Exercise aim: Restate each line word for word. Leave out every picture.

Data records:
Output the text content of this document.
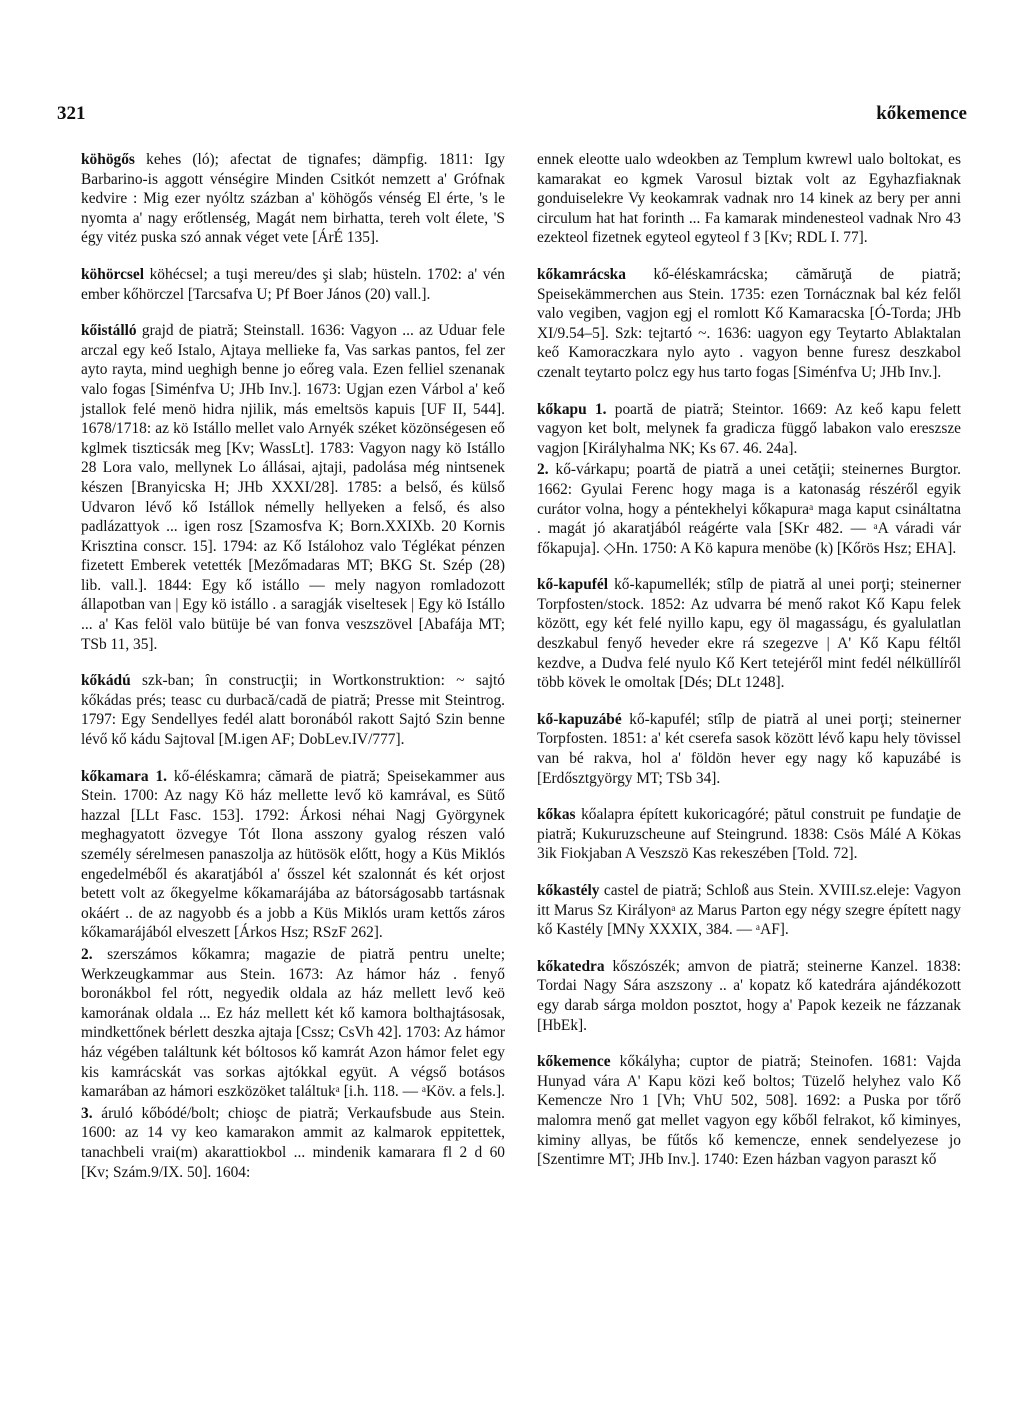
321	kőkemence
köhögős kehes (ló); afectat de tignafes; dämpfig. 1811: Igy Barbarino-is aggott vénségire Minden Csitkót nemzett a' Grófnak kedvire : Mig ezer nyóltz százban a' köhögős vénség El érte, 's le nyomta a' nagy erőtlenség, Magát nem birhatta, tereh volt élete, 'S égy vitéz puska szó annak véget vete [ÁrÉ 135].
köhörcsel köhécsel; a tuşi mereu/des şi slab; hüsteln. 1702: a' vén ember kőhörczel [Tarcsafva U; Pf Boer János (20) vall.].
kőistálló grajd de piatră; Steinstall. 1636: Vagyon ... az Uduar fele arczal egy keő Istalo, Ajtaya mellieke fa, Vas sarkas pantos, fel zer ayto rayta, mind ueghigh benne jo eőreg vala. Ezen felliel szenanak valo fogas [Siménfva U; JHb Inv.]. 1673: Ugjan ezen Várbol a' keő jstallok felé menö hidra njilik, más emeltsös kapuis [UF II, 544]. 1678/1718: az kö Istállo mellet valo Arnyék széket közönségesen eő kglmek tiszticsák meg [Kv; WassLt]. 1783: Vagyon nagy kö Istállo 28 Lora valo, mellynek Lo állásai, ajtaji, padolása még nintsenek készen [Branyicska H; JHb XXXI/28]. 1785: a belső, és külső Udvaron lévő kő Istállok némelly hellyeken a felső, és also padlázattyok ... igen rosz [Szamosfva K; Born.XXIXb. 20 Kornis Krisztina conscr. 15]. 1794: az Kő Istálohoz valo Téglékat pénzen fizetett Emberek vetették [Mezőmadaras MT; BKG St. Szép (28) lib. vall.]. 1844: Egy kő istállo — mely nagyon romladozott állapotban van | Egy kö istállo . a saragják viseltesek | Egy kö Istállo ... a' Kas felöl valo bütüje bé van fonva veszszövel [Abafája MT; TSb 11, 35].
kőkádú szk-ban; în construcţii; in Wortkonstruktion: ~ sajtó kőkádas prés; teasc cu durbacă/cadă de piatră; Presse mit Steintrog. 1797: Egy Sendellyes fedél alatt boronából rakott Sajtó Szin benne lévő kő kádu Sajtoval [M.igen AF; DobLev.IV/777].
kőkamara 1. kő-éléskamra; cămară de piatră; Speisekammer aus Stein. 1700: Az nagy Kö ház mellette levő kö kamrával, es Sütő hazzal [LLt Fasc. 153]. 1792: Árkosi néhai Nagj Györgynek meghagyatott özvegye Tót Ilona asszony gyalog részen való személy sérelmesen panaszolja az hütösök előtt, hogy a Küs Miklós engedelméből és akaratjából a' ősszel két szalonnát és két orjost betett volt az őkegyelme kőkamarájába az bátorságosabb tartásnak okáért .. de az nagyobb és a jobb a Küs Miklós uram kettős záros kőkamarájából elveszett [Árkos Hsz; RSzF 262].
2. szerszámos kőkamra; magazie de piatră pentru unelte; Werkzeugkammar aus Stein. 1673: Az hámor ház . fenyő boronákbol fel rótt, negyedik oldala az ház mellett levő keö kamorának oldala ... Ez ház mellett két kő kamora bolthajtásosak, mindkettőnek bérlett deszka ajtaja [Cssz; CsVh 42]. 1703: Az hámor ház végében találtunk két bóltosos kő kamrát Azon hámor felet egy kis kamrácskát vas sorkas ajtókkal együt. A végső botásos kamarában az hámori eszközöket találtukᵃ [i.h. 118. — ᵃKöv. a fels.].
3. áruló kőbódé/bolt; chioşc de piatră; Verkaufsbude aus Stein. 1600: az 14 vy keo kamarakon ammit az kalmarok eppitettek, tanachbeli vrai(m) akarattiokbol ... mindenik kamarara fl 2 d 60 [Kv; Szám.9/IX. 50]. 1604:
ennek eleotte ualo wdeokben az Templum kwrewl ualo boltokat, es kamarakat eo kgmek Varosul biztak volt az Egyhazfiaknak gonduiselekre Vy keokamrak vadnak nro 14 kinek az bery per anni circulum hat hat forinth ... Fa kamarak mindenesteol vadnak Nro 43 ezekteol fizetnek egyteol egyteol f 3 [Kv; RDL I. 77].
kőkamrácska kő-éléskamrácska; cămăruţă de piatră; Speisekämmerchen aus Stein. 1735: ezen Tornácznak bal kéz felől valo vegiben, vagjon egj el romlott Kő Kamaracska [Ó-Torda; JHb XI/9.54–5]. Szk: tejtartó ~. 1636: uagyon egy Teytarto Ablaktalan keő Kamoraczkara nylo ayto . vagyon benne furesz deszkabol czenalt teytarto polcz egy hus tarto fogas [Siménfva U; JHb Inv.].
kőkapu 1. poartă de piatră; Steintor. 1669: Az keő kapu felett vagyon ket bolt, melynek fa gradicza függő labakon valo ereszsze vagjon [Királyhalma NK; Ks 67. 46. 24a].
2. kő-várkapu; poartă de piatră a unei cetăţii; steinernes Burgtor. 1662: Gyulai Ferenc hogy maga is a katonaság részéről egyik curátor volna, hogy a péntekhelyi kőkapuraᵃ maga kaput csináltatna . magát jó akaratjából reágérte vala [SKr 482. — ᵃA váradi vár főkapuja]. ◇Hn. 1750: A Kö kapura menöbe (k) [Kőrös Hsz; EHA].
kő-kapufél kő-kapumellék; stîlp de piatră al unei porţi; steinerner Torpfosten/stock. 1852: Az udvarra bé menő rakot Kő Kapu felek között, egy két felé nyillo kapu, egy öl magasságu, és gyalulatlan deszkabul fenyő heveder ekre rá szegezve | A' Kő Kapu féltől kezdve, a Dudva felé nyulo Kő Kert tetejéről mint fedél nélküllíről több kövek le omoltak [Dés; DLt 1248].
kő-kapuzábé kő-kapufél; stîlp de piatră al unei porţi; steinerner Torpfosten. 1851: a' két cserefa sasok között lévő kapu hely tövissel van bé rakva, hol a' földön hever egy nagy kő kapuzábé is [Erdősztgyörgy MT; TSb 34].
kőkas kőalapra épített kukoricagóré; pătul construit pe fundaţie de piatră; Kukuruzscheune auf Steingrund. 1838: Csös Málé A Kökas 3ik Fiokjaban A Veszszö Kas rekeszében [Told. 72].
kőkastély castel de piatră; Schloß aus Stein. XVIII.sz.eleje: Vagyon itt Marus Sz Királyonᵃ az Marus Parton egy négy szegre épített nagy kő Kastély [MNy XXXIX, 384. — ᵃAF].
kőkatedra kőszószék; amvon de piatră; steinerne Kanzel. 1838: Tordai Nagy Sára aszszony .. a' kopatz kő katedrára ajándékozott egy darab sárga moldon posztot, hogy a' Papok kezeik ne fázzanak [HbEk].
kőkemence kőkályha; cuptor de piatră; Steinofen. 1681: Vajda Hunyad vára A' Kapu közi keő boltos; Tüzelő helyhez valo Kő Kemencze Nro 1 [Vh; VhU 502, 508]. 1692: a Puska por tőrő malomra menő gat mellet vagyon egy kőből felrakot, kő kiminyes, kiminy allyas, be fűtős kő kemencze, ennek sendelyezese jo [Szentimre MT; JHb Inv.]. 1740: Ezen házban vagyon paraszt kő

Output:
Output the text content of this document.
321	kőkemence
köhögős kehes (ló); afectat de tignafes; dämpfig. 1811: Igy Barbarino-is aggott vénségire Minden Csitkót nemzett a' Grófnak kedvire : Mig ezer nyóltz százban a' köhögős vénség El érte, 's le nyomta a' nagy erőtlenség, Magát nem birhatta, tereh volt élete, 'S égy vitéz puska szó annak véget vete [ÁrÉ 135].
köhörcsel köhécsel; a tuşi mereu/des şi slab; hüsteln. 1702: a' vén ember kőhörczel [Tarcsafva U; Pf Boer János (20) vall.].
kőistálló grajd de piatră; Steinstall. 1636: Vagyon ... az Uduar fele arczal egy keő Istalo, Ajtaya mellieke fa, Vas sarkas pantos, fel zer ayto rayta, mind ueghigh benne jo eőreg vala. Ezen felliel szenanak valo fogas [Siménfva U; JHb Inv.]. 1673: Ugjan ezen Várbol a' keő jstallok felé menö hidra njilik, más emeltsös kapuis [UF II, 544]. 1678/1718: az kö Istállo mellet valo Arnyék széket közönségesen eő kglmek tiszticsák meg [Kv; WassLt]. 1783: Vagyon nagy kö Istállo 28 Lora valo, mellynek Lo állásai, ajtaji, padolása még nintsenek készen [Branyicska H; JHb XXXI/28]. 1785: a belső, és külső Udvaron lévő kő Istállok némelly hellyeken a felső, és also padlázattyok ... igen rosz [Szamosfva K; Born.XXIXb. 20 Kornis Krisztina conscr. 15]. 1794: az Kő Istálohoz valo Téglékat pénzen fizetett Emberek vetették [Mezőmadaras MT; BKG St. Szép (28) lib. vall.]. 1844: Egy kő istállo — mely nagyon romladozott állapotban van | Egy kö istállo . a saragják viseltesek | Egy kö Istállo ... a' Kas felöl valo bütüje bé van fonva veszszövel [Abafája MT; TSb 11, 35].
kőkádú szk-ban; în construcţii; in Wortkonstruktion: ~ sajtó kőkádas prés; teasc cu durbacă/cadă de piatră; Presse mit Steintrog. 1797: Egy Sendellyes fedél alatt boronából rakott Sajtó Szin benne lévő kő kádu Sajtoval [M.igen AF; DobLev.IV/777].
kőkamara 1. kő-éléskamra; cămară de piatră; Speisekammer aus Stein. 1700: Az nagy Kö ház mellette levő kö kamrával, es Sütő hazzal [LLt Fasc. 153]. 1792: Árkosi néhai Nagj Györgynek meghagyatott özvegye Tót Ilona asszony gyalog részen való személy sérelmesen panaszolja az hütösök előtt, hogy a Küs Miklós engedelméből és akaratjából a' ősszel két szalonnát és két orjost betett volt az őkegyelme kőkamarájába az bátorságosabb tartásnak okáért .. de az nagyobb és a jobb a Küs Miklós uram kettős záros kőkamarájából elveszett [Árkos Hsz; RSzF 262].
2. szerszámos kőkamra; magazie de piatră pentru unelte; Werkzeugkammar aus Stein. 1673: Az hámor ház . fenyő boronákbol fel rótt, negyedik oldala az ház mellett levő keö kamorának oldala ... Ez ház mellett két kő kamora bolthajtásosak, mindkettőnek bérlett deszka ajtaja [Cssz; CsVh 42]. 1703: Az hámor ház végében találtunk két bóltosos kő kamrát Azon hámor felet egy kis kamrácskát vas sorkas ajtókkal együt. A végső botásos kamarában az hámori eszközöket találtukᵃ [i.h. 118. — ᵃKöv. a fels.].
3. áruló kőbódé/bolt; chioşc de piatră; Verkaufsbude aus Stein. 1600: az 14 vy keo kamarakon ammit az kalmarok eppitettek, tanachbeli vrai(m) akarattiokbol ... mindenik kamarara fl 2 d 60 [Kv; Szám.9/IX. 50]. 1604:
ennek eleotte ualo wdeokben az Templum kwrewl ualo boltokat, es kamarakat eo kgmek Varosul biztak volt az Egyhazfiaknak gonduiselekre Vy keokamrak vadnak nro 14 kinek az bery per anni circulum hat hat forinth ... Fa kamarak mindenesteol vadnak Nro 43 ezekteol fizetnek egyteol egyteol f 3 [Kv; RDL I. 77].
kőkamrácska kő-éléskamrácska; cămăruţă de piatră; Speisekämmerchen aus Stein. 1735: ezen Tornácznak bal kéz felől valo vegiben, vagjon egj el romlott Kő Kamaracska [Ó-Torda; JHb XI/9.54–5]. Szk: tejtartó ~. 1636: uagyon egy Teytarto Ablaktalan keő Kamoraczkara nylo ayto . vagyon benne furesz deszkabol czenalt teytarto polcz egy hus tarto fogas [Siménfva U; JHb Inv.].
kőkapu 1. poartă de piatră; Steintor. 1669: Az keő kapu felett vagyon ket bolt, melynek fa gradicza függő labakon valo ereszsze vagjon [Királyhalma NK; Ks 67. 46. 24a].
2. kő-várkapu; poartă de piatră a unei cetăţii; steinernes Burgtor. 1662: Gyulai Ferenc hogy maga is a katonaság részéről egyik curátor volna, hogy a péntekhelyi kőkapuraᵃ maga kaput csináltatna . magát jó akaratjából reágérte vala [SKr 482. — ᵃA váradi vár főkapuja]. ◇Hn. 1750: A Kö kapura menöbe (k) [Kőrös Hsz; EHA].
kő-kapufél kő-kapumellék; stîlp de piatră al unei porţi; steinerner Torpfosten/stock. 1852: Az udvarra bé menő rakot Kő Kapu felek között, egy két felé nyillo kapu, egy öl magasságu, és gyalulatlan deszkabul fenyő heveder ekre rá szegezve | A' Kő Kapu féltől kezdve, a Dudva felé nyulo Kő Kert tetejéről mint fedél nélküllíről több kövek le omoltak [Dés; DLt 1248].
kő-kapuzábé kő-kapufél; stîlp de piatră al unei porţi; steinerner Torpfosten. 1851: a' két cserefa sasok között lévő kapu hely tövissel van bé rakva, hol a' földön hever egy nagy kő kapuzábé is [Erdősztgyörgy MT; TSb 34].
kőkas kőalapra épített kukoricagóré; pătul construit pe fundaţie de piatră; Kukuruzscheune auf Steingrund. 1838: Csös Málé A Kökas 3ik Fiokjaban A Veszszö Kas rekeszében [Told. 72].
kőkastély castel de piatră; Schloß aus Stein. XVIII.sz.eleje: Vagyon itt Marus Sz Királyonᵃ az Marus Parton egy négy szegre épített nagy kő Kastély [MNy XXXIX, 384. — ᵃAF].
kőkatedra kőszószék; amvon de piatră; steinerne Kanzel. 1838: Tordai Nagy Sára aszszony .. a' kopatz kő katedrára ajándékozott egy darab sárga moldon posztot, hogy a' Papok kezeik ne fázzanak [HbEk].
kőkemence kőkályha; cuptor de piatră; Steinofen. 1681: Vajda Hunyad vára A' Kapu közi keő boltos; Tüzelő helyhez valo Kő Kemencze Nro 1 [Vh; VhU 502, 508]. 1692: a Puska por tőrő malomra menő gat mellet vagyon egy kőből felrakot, kő kiminyes, kiminy allyas, be fűtős kő kemencze, ennek sendelyezese jo [Szentimre MT; JHb Inv.]. 1740: Ezen házban vagyon paraszt kő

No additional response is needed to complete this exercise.